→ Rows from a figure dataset
※
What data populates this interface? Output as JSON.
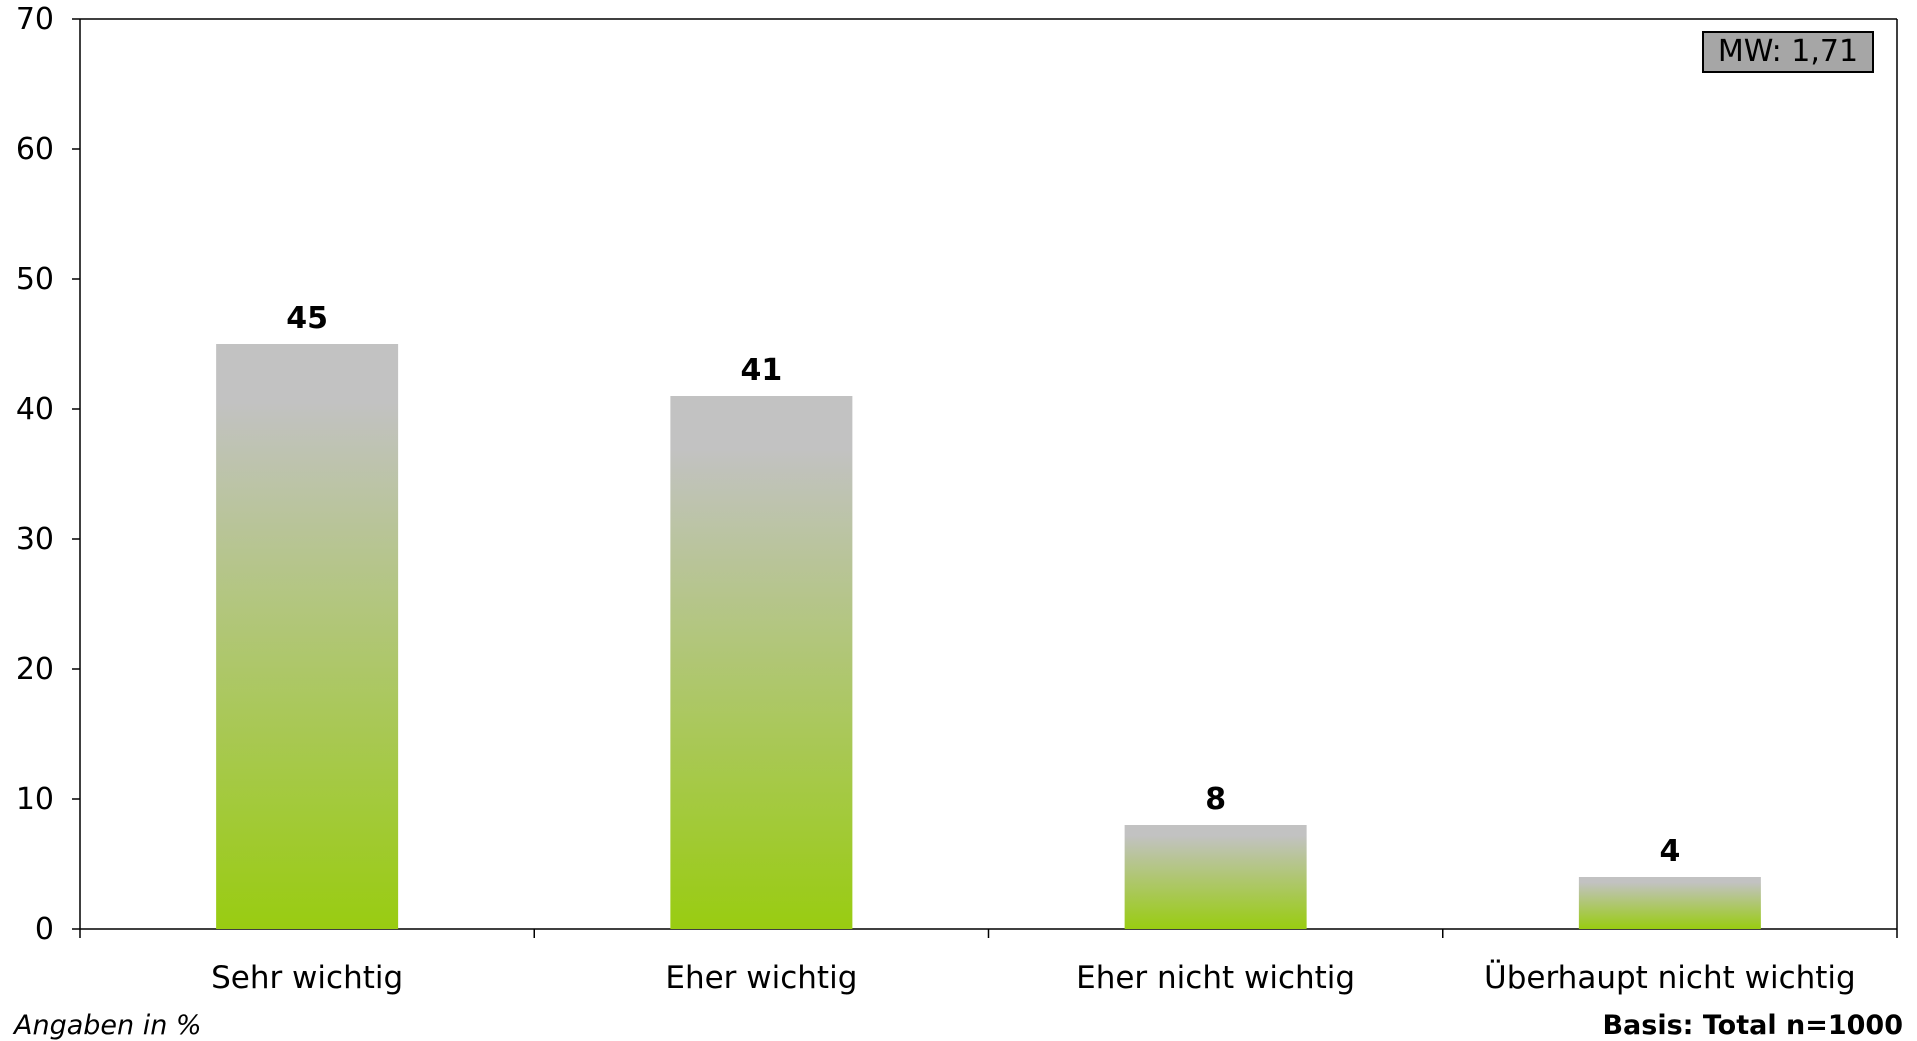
{
  "chart_data": {
    "type": "bar",
    "categories": [
      "Sehr wichtig",
      "Eher wichtig",
      "Eher nicht wichtig",
      "Überhaupt nicht wichtig"
    ],
    "values": [
      45,
      41,
      8,
      4
    ],
    "data_labels": [
      "45",
      "41",
      "8",
      "4"
    ],
    "ylim": [
      0,
      70
    ],
    "yticks": [
      0,
      10,
      20,
      30,
      40,
      50,
      60,
      70
    ],
    "grid": false,
    "legend": "none",
    "colors": {
      "bar_top": "#c0c0c0",
      "bar_bottom": "#99cc11",
      "axis": "#000000"
    }
  },
  "annotations": {
    "mean_box": "MW: 1,71",
    "mean_box_bg": "#a6a6a6"
  },
  "footer": {
    "left_note": "Angaben in %",
    "right_note": "Basis: Total n=1000"
  }
}
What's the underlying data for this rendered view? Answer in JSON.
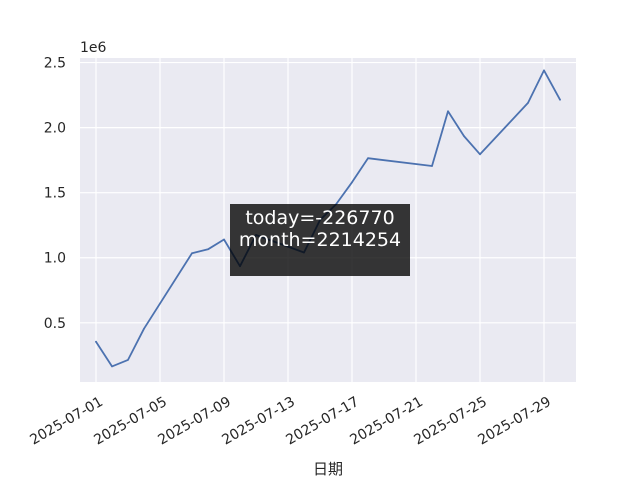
{
  "chart_data": {
    "type": "line",
    "xlabel": "日期",
    "ylabel": "",
    "y_offset_label": "1e6",
    "x": [
      "2025-07-01",
      "2025-07-02",
      "2025-07-03",
      "2025-07-04",
      "2025-07-07",
      "2025-07-08",
      "2025-07-09",
      "2025-07-10",
      "2025-07-11",
      "2025-07-14",
      "2025-07-15",
      "2025-07-16",
      "2025-07-17",
      "2025-07-18",
      "2025-07-22",
      "2025-07-23",
      "2025-07-24",
      "2025-07-25",
      "2025-07-28",
      "2025-07-29",
      "2025-07-30"
    ],
    "values": [
      355000,
      165000,
      215000,
      455000,
      1035000,
      1065000,
      1140000,
      935000,
      1175000,
      1040000,
      1290000,
      1410000,
      1580000,
      1765000,
      1705000,
      2125000,
      1935000,
      1795000,
      2190000,
      2440000,
      2214254
    ],
    "xlim": [
      "2025-06-30",
      "2025-07-31"
    ],
    "ylim": [
      45000,
      2535000
    ],
    "x_ticks": [
      "2025-07-01",
      "2025-07-05",
      "2025-07-09",
      "2025-07-13",
      "2025-07-17",
      "2025-07-21",
      "2025-07-25",
      "2025-07-29"
    ],
    "y_ticks": [
      0.5,
      1.0,
      1.5,
      2.0,
      2.5
    ],
    "y_tick_labels": [
      "0.5",
      "1.0",
      "1.5",
      "2.0",
      "2.5"
    ],
    "annotation": {
      "lines": [
        "today=-226770",
        "month=2214254"
      ]
    },
    "grid": true,
    "colors": {
      "line": "#4c72b0",
      "plot_bg": "#eaeaf2",
      "grid": "#ffffff",
      "annotation_bg": "#000000"
    }
  }
}
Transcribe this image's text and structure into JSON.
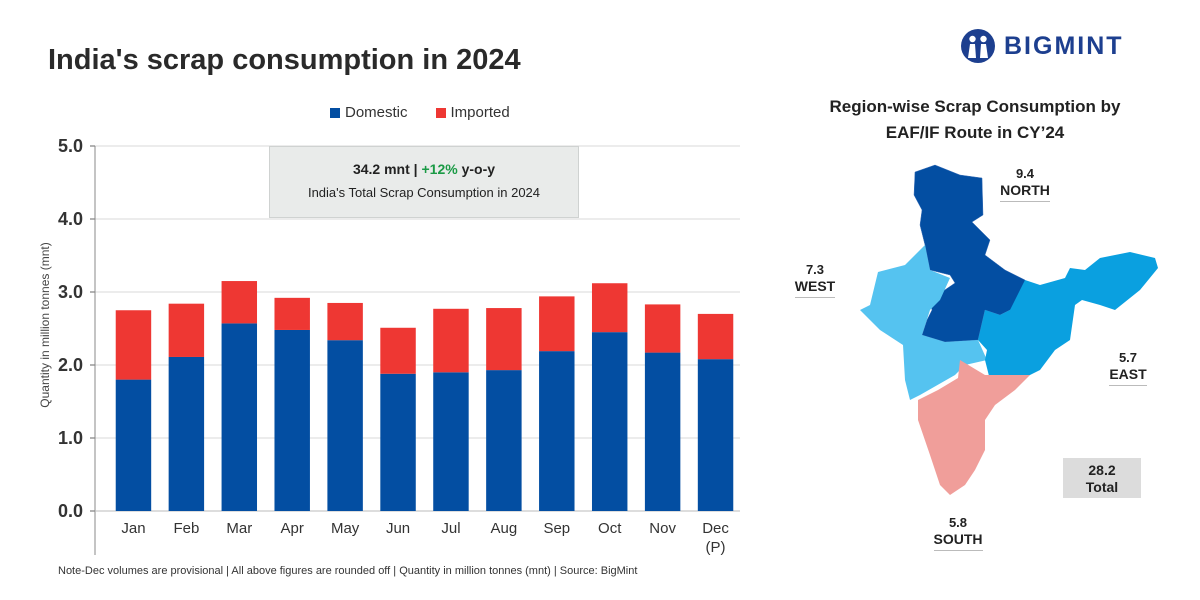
{
  "title": "India's scrap consumption in 2024",
  "logo": {
    "text": "BIGMINT"
  },
  "summary": {
    "value": "34.2 mnt",
    "sep": " | ",
    "growth": "+12%",
    "growth_suffix": " y-o-y",
    "caption": "India's Total Scrap Consumption in 2024"
  },
  "note": "Note-Dec volumes are provisional | All above figures are rounded off | Quantity in million tonnes (mnt) | Source: BigMint",
  "chart_data": {
    "type": "bar",
    "stacked": true,
    "title": "India's scrap consumption in 2024",
    "ylabel": "Quantity in million tonnes (mnt)",
    "xlabel": "",
    "ylim": [
      0,
      5
    ],
    "yticks": [
      "0.0",
      "1.0",
      "2.0",
      "3.0",
      "4.0",
      "5.0"
    ],
    "grid": true,
    "legend": "top",
    "categories": [
      "Jan",
      "Feb",
      "Mar",
      "Apr",
      "May",
      "Jun",
      "Jul",
      "Aug",
      "Sep",
      "Oct",
      "Nov",
      "Dec\n(P)"
    ],
    "series": [
      {
        "name": "Domestic",
        "color": "#034EA2",
        "values": [
          1.8,
          2.11,
          2.57,
          2.48,
          2.34,
          1.88,
          1.9,
          1.93,
          2.19,
          2.45,
          2.17,
          2.08
        ]
      },
      {
        "name": "Imported",
        "color": "#EE3733",
        "values": [
          0.95,
          0.73,
          0.58,
          0.44,
          0.51,
          0.63,
          0.87,
          0.85,
          0.75,
          0.67,
          0.66,
          0.62
        ]
      }
    ]
  },
  "map": {
    "title_line1": "Region-wise Scrap Consumption by",
    "title_line2": "EAF/IF Route in CY’24",
    "regions": [
      {
        "name": "NORTH",
        "value": "9.4",
        "color": "#034EA2"
      },
      {
        "name": "WEST",
        "value": "7.3",
        "color": "#55C3F0"
      },
      {
        "name": "EAST",
        "value": "5.7",
        "color": "#0AA0E0"
      },
      {
        "name": "SOUTH",
        "value": "5.8",
        "color": "#F09E9A"
      }
    ],
    "total_value": "28.2",
    "total_label": "Total"
  }
}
※
→ GIVEN PROBLEM
With pictures omitted, reproduce exactly the lines from the line containing "Transcribe this image's" through the end of the data above.

→ THE OUTPUT
Transcribe this image's text and structure into JSON.
{
  "title": "India's scrap consumption in 2024",
  "logo": {
    "text": "BIGMINT"
  },
  "summary": {
    "value": "34.2 mnt",
    "sep": " | ",
    "growth": "+12%",
    "growth_suffix": " y-o-y",
    "caption": "India's Total Scrap Consumption in 2024"
  },
  "note": "Note-Dec volumes are provisional | All above figures are rounded off | Quantity in million tonnes (mnt) | Source: BigMint",
  "chart_data": {
    "type": "bar",
    "stacked": true,
    "title": "India's scrap consumption in 2024",
    "ylabel": "Quantity in million tonnes (mnt)",
    "xlabel": "",
    "ylim": [
      0,
      5
    ],
    "yticks": [
      "0.0",
      "1.0",
      "2.0",
      "3.0",
      "4.0",
      "5.0"
    ],
    "grid": true,
    "legend": "top",
    "categories": [
      "Jan",
      "Feb",
      "Mar",
      "Apr",
      "May",
      "Jun",
      "Jul",
      "Aug",
      "Sep",
      "Oct",
      "Nov",
      "Dec\n(P)"
    ],
    "series": [
      {
        "name": "Domestic",
        "color": "#034EA2",
        "values": [
          1.8,
          2.11,
          2.57,
          2.48,
          2.34,
          1.88,
          1.9,
          1.93,
          2.19,
          2.45,
          2.17,
          2.08
        ]
      },
      {
        "name": "Imported",
        "color": "#EE3733",
        "values": [
          0.95,
          0.73,
          0.58,
          0.44,
          0.51,
          0.63,
          0.87,
          0.85,
          0.75,
          0.67,
          0.66,
          0.62
        ]
      }
    ]
  },
  "map": {
    "title_line1": "Region-wise Scrap Consumption by",
    "title_line2": "EAF/IF Route in CY’24",
    "regions": [
      {
        "name": "NORTH",
        "value": "9.4",
        "color": "#034EA2"
      },
      {
        "name": "WEST",
        "value": "7.3",
        "color": "#55C3F0"
      },
      {
        "name": "EAST",
        "value": "5.7",
        "color": "#0AA0E0"
      },
      {
        "name": "SOUTH",
        "value": "5.8",
        "color": "#F09E9A"
      }
    ],
    "total_value": "28.2",
    "total_label": "Total"
  }
}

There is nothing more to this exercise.